■ **Task description**
Skip all pictures, then print the remaining material exactly.

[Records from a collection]
============
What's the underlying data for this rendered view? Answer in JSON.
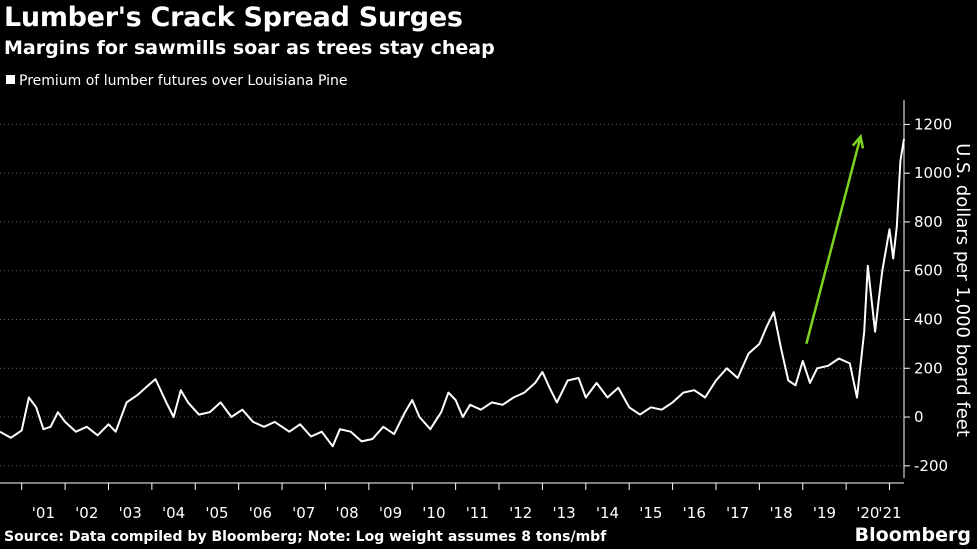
{
  "header": {
    "title": "Lumber's Crack Spread Surges",
    "subtitle": "Margins for sawmills soar as trees stay cheap"
  },
  "footer": {
    "source": "Source: Data compiled by Bloomberg; Note: Log weight assumes 8 tons/mbf",
    "brand": "Bloomberg"
  },
  "colors": {
    "background": "#000000",
    "line": "#ffffff",
    "annotation_arrow": "#7ed321",
    "grid": "#666666"
  },
  "chart_data": {
    "type": "line",
    "title": "Lumber's Crack Spread Surges",
    "subtitle": "Margins for sawmills soar as trees stay cheap",
    "xlabel": "",
    "ylabel": "U.S. dollars per 1,000 board feet",
    "ylim": [
      -250,
      1300
    ],
    "xlim": [
      "2000-07",
      "2021-05"
    ],
    "y_ticks": [
      -200,
      0,
      200,
      400,
      600,
      800,
      1000,
      1200
    ],
    "y_tick_labels": [
      "-200",
      "0",
      "200",
      "400",
      "600",
      "800",
      "1000",
      "1200"
    ],
    "y_axis_side": "right",
    "x_ticks": [
      "2001",
      "2002",
      "2003",
      "2004",
      "2005",
      "2006",
      "2007",
      "2008",
      "2009",
      "2010",
      "2011",
      "2012",
      "2013",
      "2014",
      "2015",
      "2016",
      "2017",
      "2018",
      "2019",
      "2020",
      "2021"
    ],
    "x_tick_labels": [
      "'01",
      "'02",
      "'03",
      "'04",
      "'05",
      "'06",
      "'07",
      "'08",
      "'09",
      "'10",
      "'11",
      "'12",
      "'13",
      "'14",
      "'15",
      "'16",
      "'17",
      "'18",
      "'19",
      "'20",
      "'21"
    ],
    "grid": "horizontal dotted",
    "legend": "top-left",
    "series": [
      {
        "name": "Premium of lumber futures over Louisiana Pine",
        "points": [
          [
            "2000-07",
            -60
          ],
          [
            "2000-10",
            -85
          ],
          [
            "2001-01",
            -55
          ],
          [
            "2001-03",
            80
          ],
          [
            "2001-05",
            40
          ],
          [
            "2001-07",
            -50
          ],
          [
            "2001-09",
            -40
          ],
          [
            "2001-11",
            20
          ],
          [
            "2002-01",
            -20
          ],
          [
            "2002-04",
            -60
          ],
          [
            "2002-07",
            -40
          ],
          [
            "2002-10",
            -75
          ],
          [
            "2003-01",
            -30
          ],
          [
            "2003-03",
            -60
          ],
          [
            "2003-06",
            60
          ],
          [
            "2003-09",
            90
          ],
          [
            "2003-12",
            130
          ],
          [
            "2004-02",
            155
          ],
          [
            "2004-05",
            60
          ],
          [
            "2004-07",
            0
          ],
          [
            "2004-09",
            110
          ],
          [
            "2004-11",
            60
          ],
          [
            "2005-02",
            10
          ],
          [
            "2005-05",
            20
          ],
          [
            "2005-08",
            60
          ],
          [
            "2005-11",
            0
          ],
          [
            "2006-02",
            30
          ],
          [
            "2006-05",
            -20
          ],
          [
            "2006-08",
            -40
          ],
          [
            "2006-11",
            -20
          ],
          [
            "2007-03",
            -60
          ],
          [
            "2007-06",
            -30
          ],
          [
            "2007-09",
            -80
          ],
          [
            "2007-12",
            -60
          ],
          [
            "2008-03",
            -120
          ],
          [
            "2008-05",
            -50
          ],
          [
            "2008-08",
            -60
          ],
          [
            "2008-11",
            -100
          ],
          [
            "2009-02",
            -90
          ],
          [
            "2009-05",
            -40
          ],
          [
            "2009-08",
            -70
          ],
          [
            "2009-11",
            20
          ],
          [
            "2010-01",
            70
          ],
          [
            "2010-03",
            0
          ],
          [
            "2010-06",
            -50
          ],
          [
            "2010-09",
            20
          ],
          [
            "2010-11",
            100
          ],
          [
            "2011-01",
            70
          ],
          [
            "2011-03",
            0
          ],
          [
            "2011-05",
            50
          ],
          [
            "2011-08",
            30
          ],
          [
            "2011-11",
            60
          ],
          [
            "2012-02",
            50
          ],
          [
            "2012-05",
            80
          ],
          [
            "2012-08",
            100
          ],
          [
            "2012-11",
            140
          ],
          [
            "2013-01",
            185
          ],
          [
            "2013-03",
            120
          ],
          [
            "2013-05",
            60
          ],
          [
            "2013-08",
            150
          ],
          [
            "2013-11",
            160
          ],
          [
            "2014-01",
            80
          ],
          [
            "2014-04",
            140
          ],
          [
            "2014-07",
            80
          ],
          [
            "2014-10",
            120
          ],
          [
            "2015-01",
            40
          ],
          [
            "2015-04",
            10
          ],
          [
            "2015-07",
            40
          ],
          [
            "2015-10",
            30
          ],
          [
            "2016-01",
            60
          ],
          [
            "2016-04",
            100
          ],
          [
            "2016-07",
            110
          ],
          [
            "2016-10",
            80
          ],
          [
            "2017-01",
            150
          ],
          [
            "2017-04",
            200
          ],
          [
            "2017-07",
            160
          ],
          [
            "2017-10",
            260
          ],
          [
            "2018-01",
            300
          ],
          [
            "2018-03",
            370
          ],
          [
            "2018-05",
            430
          ],
          [
            "2018-07",
            280
          ],
          [
            "2018-09",
            150
          ],
          [
            "2018-11",
            130
          ],
          [
            "2019-01",
            230
          ],
          [
            "2019-03",
            140
          ],
          [
            "2019-05",
            200
          ],
          [
            "2019-08",
            210
          ],
          [
            "2019-11",
            240
          ],
          [
            "2020-02",
            220
          ],
          [
            "2020-04",
            80
          ],
          [
            "2020-06",
            350
          ],
          [
            "2020-07",
            620
          ],
          [
            "2020-09",
            350
          ],
          [
            "2020-10",
            480
          ],
          [
            "2020-11",
            600
          ],
          [
            "2021-01",
            770
          ],
          [
            "2021-02",
            650
          ],
          [
            "2021-03",
            780
          ],
          [
            "2021-04",
            1050
          ],
          [
            "2021-05",
            1140
          ]
        ]
      }
    ],
    "annotations": [
      {
        "type": "arrow",
        "color": "#7ed321",
        "from": [
          "2019-02",
          300
        ],
        "to": [
          "2020-05",
          1150
        ]
      }
    ]
  }
}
============
■ **The completed task**
What's the underlying data for this rendered view? Answer in JSON.
{
  "header": {
    "title": "Lumber's Crack Spread Surges",
    "subtitle": "Margins for sawmills soar as trees stay cheap"
  },
  "footer": {
    "source": "Source: Data compiled by Bloomberg; Note: Log weight assumes 8 tons/mbf",
    "brand": "Bloomberg"
  },
  "colors": {
    "background": "#000000",
    "line": "#ffffff",
    "annotation_arrow": "#7ed321",
    "grid": "#666666"
  },
  "chart_data": {
    "type": "line",
    "title": "Lumber's Crack Spread Surges",
    "subtitle": "Margins for sawmills soar as trees stay cheap",
    "xlabel": "",
    "ylabel": "U.S. dollars per 1,000 board feet",
    "ylim": [
      -250,
      1300
    ],
    "xlim": [
      "2000-07",
      "2021-05"
    ],
    "y_ticks": [
      -200,
      0,
      200,
      400,
      600,
      800,
      1000,
      1200
    ],
    "y_tick_labels": [
      "-200",
      "0",
      "200",
      "400",
      "600",
      "800",
      "1000",
      "1200"
    ],
    "y_axis_side": "right",
    "x_ticks": [
      "2001",
      "2002",
      "2003",
      "2004",
      "2005",
      "2006",
      "2007",
      "2008",
      "2009",
      "2010",
      "2011",
      "2012",
      "2013",
      "2014",
      "2015",
      "2016",
      "2017",
      "2018",
      "2019",
      "2020",
      "2021"
    ],
    "x_tick_labels": [
      "'01",
      "'02",
      "'03",
      "'04",
      "'05",
      "'06",
      "'07",
      "'08",
      "'09",
      "'10",
      "'11",
      "'12",
      "'13",
      "'14",
      "'15",
      "'16",
      "'17",
      "'18",
      "'19",
      "'20",
      "'21"
    ],
    "grid": "horizontal dotted",
    "legend": "top-left",
    "series": [
      {
        "name": "Premium of lumber futures over Louisiana Pine",
        "points": [
          [
            "2000-07",
            -60
          ],
          [
            "2000-10",
            -85
          ],
          [
            "2001-01",
            -55
          ],
          [
            "2001-03",
            80
          ],
          [
            "2001-05",
            40
          ],
          [
            "2001-07",
            -50
          ],
          [
            "2001-09",
            -40
          ],
          [
            "2001-11",
            20
          ],
          [
            "2002-01",
            -20
          ],
          [
            "2002-04",
            -60
          ],
          [
            "2002-07",
            -40
          ],
          [
            "2002-10",
            -75
          ],
          [
            "2003-01",
            -30
          ],
          [
            "2003-03",
            -60
          ],
          [
            "2003-06",
            60
          ],
          [
            "2003-09",
            90
          ],
          [
            "2003-12",
            130
          ],
          [
            "2004-02",
            155
          ],
          [
            "2004-05",
            60
          ],
          [
            "2004-07",
            0
          ],
          [
            "2004-09",
            110
          ],
          [
            "2004-11",
            60
          ],
          [
            "2005-02",
            10
          ],
          [
            "2005-05",
            20
          ],
          [
            "2005-08",
            60
          ],
          [
            "2005-11",
            0
          ],
          [
            "2006-02",
            30
          ],
          [
            "2006-05",
            -20
          ],
          [
            "2006-08",
            -40
          ],
          [
            "2006-11",
            -20
          ],
          [
            "2007-03",
            -60
          ],
          [
            "2007-06",
            -30
          ],
          [
            "2007-09",
            -80
          ],
          [
            "2007-12",
            -60
          ],
          [
            "2008-03",
            -120
          ],
          [
            "2008-05",
            -50
          ],
          [
            "2008-08",
            -60
          ],
          [
            "2008-11",
            -100
          ],
          [
            "2009-02",
            -90
          ],
          [
            "2009-05",
            -40
          ],
          [
            "2009-08",
            -70
          ],
          [
            "2009-11",
            20
          ],
          [
            "2010-01",
            70
          ],
          [
            "2010-03",
            0
          ],
          [
            "2010-06",
            -50
          ],
          [
            "2010-09",
            20
          ],
          [
            "2010-11",
            100
          ],
          [
            "2011-01",
            70
          ],
          [
            "2011-03",
            0
          ],
          [
            "2011-05",
            50
          ],
          [
            "2011-08",
            30
          ],
          [
            "2011-11",
            60
          ],
          [
            "2012-02",
            50
          ],
          [
            "2012-05",
            80
          ],
          [
            "2012-08",
            100
          ],
          [
            "2012-11",
            140
          ],
          [
            "2013-01",
            185
          ],
          [
            "2013-03",
            120
          ],
          [
            "2013-05",
            60
          ],
          [
            "2013-08",
            150
          ],
          [
            "2013-11",
            160
          ],
          [
            "2014-01",
            80
          ],
          [
            "2014-04",
            140
          ],
          [
            "2014-07",
            80
          ],
          [
            "2014-10",
            120
          ],
          [
            "2015-01",
            40
          ],
          [
            "2015-04",
            10
          ],
          [
            "2015-07",
            40
          ],
          [
            "2015-10",
            30
          ],
          [
            "2016-01",
            60
          ],
          [
            "2016-04",
            100
          ],
          [
            "2016-07",
            110
          ],
          [
            "2016-10",
            80
          ],
          [
            "2017-01",
            150
          ],
          [
            "2017-04",
            200
          ],
          [
            "2017-07",
            160
          ],
          [
            "2017-10",
            260
          ],
          [
            "2018-01",
            300
          ],
          [
            "2018-03",
            370
          ],
          [
            "2018-05",
            430
          ],
          [
            "2018-07",
            280
          ],
          [
            "2018-09",
            150
          ],
          [
            "2018-11",
            130
          ],
          [
            "2019-01",
            230
          ],
          [
            "2019-03",
            140
          ],
          [
            "2019-05",
            200
          ],
          [
            "2019-08",
            210
          ],
          [
            "2019-11",
            240
          ],
          [
            "2020-02",
            220
          ],
          [
            "2020-04",
            80
          ],
          [
            "2020-06",
            350
          ],
          [
            "2020-07",
            620
          ],
          [
            "2020-09",
            350
          ],
          [
            "2020-10",
            480
          ],
          [
            "2020-11",
            600
          ],
          [
            "2021-01",
            770
          ],
          [
            "2021-02",
            650
          ],
          [
            "2021-03",
            780
          ],
          [
            "2021-04",
            1050
          ],
          [
            "2021-05",
            1140
          ]
        ]
      }
    ],
    "annotations": [
      {
        "type": "arrow",
        "color": "#7ed321",
        "from": [
          "2019-02",
          300
        ],
        "to": [
          "2020-05",
          1150
        ]
      }
    ]
  }
}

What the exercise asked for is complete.